- SELECTED EXCERPT:

Among other aspects of presentation that had no impact on the valuation or the book value of CEMEX, S.A.B de C.V.’s financial assets and liabilities and therefore on the retained earnings of CEMEX, S.A.B de C.V., regarding the new impairment model under IFRS 9 based on expected credit losses, impairment losses for the entire lifetime of financial assets, including trade accounts receivable, are recognized on initial recognition of the asset, and in each subsequent reporting period, even in the absence of a credit event or if a loss has not yet been incurred, considering for their measurement the history of credit losses and current conditions, as well as reasonable and supportable forecasts affecting collectability. CEMEX, S.A.B de C.V. developed an expected credit loss model applicable to its trade accounts receivable that considers the historical performance and economic environment, as well as the credit risk and expected developments for each group of customers and applied the simplified approach upon adoption of IFRS 9. The effects of the adoption of IFRS 9 on January 1, 2018 related to the expected credit loss model represented an increase in the allowance for expected credit losses of $29 recognized against retained earnings, net of a deferred income tax asset of $8. The balances of such allowance for expected credit losses and deferred tax assets increased from the reported amounts as of December 31, 2017 of $109 and $754, respectively, to $138 and $762 as of January 1, 2018, respectively, after the effects of adoption.

- WRITTEN REQUEST A:
Answer the following questions using the excerpt on expected credit losses under IFRS 9.
(i) Which approach did CEMEX, S.A.B de C.V. apply upon adoption of IFRS 9?
(ii) By what amount did the allowance for expected credit losses increase on January 1, 2018, and what deferred income tax asset was it net of?
(iii) What was the balance of the allowance for expected credit losses as of January 1, 2018, after the effects of adoption?

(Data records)
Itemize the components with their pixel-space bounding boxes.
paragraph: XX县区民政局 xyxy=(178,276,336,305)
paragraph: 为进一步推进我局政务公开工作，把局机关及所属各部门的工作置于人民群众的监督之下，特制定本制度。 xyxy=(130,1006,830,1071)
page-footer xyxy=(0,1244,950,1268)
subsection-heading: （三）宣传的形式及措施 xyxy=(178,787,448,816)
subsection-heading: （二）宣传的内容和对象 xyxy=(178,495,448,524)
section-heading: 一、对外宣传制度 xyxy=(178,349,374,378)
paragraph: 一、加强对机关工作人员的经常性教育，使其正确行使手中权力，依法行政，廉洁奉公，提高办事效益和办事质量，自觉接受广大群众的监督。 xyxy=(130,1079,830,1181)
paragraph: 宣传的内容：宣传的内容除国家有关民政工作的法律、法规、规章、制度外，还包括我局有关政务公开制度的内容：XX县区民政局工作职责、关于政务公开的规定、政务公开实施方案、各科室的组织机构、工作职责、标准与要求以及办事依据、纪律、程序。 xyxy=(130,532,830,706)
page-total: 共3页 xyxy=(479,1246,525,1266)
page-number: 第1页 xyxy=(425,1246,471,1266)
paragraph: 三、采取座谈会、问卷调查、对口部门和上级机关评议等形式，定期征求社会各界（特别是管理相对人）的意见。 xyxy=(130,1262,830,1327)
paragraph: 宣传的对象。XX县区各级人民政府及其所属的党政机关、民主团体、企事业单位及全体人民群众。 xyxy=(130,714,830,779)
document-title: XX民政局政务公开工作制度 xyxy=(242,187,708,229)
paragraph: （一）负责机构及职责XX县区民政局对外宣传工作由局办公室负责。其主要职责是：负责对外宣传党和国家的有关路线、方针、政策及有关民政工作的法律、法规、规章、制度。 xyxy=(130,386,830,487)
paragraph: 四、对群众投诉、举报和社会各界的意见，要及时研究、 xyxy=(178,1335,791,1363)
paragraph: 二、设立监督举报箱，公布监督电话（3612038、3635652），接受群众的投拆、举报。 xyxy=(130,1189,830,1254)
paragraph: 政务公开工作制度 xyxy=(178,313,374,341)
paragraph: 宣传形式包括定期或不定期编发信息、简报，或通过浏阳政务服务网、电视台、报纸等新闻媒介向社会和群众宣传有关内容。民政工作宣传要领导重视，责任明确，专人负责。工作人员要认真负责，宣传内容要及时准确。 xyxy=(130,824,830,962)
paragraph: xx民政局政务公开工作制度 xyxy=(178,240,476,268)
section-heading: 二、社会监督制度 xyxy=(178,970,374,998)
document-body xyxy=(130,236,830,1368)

- WRITTEN REQUEST B: List every line of the records that contains the string "document".

- WRITTEN RESPONSE A:
(i) The simplified approach.
(ii) It increased by $29, net of a deferred income tax asset of $8.
(iii) $138.

- WRITTEN RESPONSE B:
document-title: XX民政局政务公开工作制度 xyxy=(242,187,708,229)
document-body xyxy=(130,236,830,1368)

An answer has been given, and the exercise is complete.